OBJECTIVE: Write out every line of the material exactly as it appears.

══════════

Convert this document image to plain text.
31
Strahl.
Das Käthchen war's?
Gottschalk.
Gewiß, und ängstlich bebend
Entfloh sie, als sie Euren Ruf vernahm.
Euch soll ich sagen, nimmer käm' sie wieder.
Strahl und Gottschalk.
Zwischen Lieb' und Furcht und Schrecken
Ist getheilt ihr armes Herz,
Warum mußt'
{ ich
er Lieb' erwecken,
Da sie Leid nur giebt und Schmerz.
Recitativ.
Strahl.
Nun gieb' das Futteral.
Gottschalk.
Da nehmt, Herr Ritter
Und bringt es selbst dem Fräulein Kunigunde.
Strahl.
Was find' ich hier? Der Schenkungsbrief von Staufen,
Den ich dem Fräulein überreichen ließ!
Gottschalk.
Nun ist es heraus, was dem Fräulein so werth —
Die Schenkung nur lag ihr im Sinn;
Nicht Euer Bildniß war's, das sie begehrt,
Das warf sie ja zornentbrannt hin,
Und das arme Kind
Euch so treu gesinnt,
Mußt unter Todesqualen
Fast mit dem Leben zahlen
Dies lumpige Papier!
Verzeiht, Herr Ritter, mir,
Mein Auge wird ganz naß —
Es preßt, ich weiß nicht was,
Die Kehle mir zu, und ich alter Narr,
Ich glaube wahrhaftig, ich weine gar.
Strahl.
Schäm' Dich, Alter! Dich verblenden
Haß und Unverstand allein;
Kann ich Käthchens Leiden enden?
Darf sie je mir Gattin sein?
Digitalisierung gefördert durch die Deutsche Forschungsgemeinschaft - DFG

══════════

EXERCISE RESPONSE:
Convert this document image to plain text.
31
Strahl.
Das Käthchen war's?
Gottschalk.
Gewiß, und ängstlich bebend
Entfloh sie, als sie Euren Ruf vernahm.
Euch soll ich sagen, nimmer käm' sie wieder.
Strahl und Gottschalk.
Zwischen Lieb' und Furcht und Schrecken
Ist getheilt ihr armes Herz,
Warum mußt'
{ ich
er Lieb' erwecken,
Da sie Leid nur giebt und Schmerz.
Recitativ.
Strahl.
Nun gieb' das Futteral.
Gottschalk.
Da nehmt, Herr Ritter
Und bringt es selbst dem Fräulein Kunigunde.
Strahl.
Was find' ich hier? Der Schenkungsbrief von Staufen,
Den ich dem Fräulein überreichen ließ!
Gottschalk.
Nun ist es heraus, was dem Fräulein so werth —
Die Schenkung nur lag ihr im Sinn;
Nicht Euer Bildniß war's, das sie begehrt,
Das warf sie ja zornentbrannt hin,
Und das arme Kind
Euch so treu gesinnt,
Mußt unter Todesqualen
Fast mit dem Leben zahlen
Dies lumpige Papier!
Verzeiht, Herr Ritter, mir,
Mein Auge wird ganz naß —
Es preßt, ich weiß nicht was,
Die Kehle mir zu, und ich alter Narr,
Ich glaube wahrhaftig, ich weine gar.
Strahl.
Schäm' Dich, Alter! Dich verblenden
Haß und Unverstand allein;
Kann ich Käthchens Leiden enden?
Darf sie je mir Gattin sein?
Digitalisierung gefördert durch die Deutsche Forschungsgemeinschaft - DFG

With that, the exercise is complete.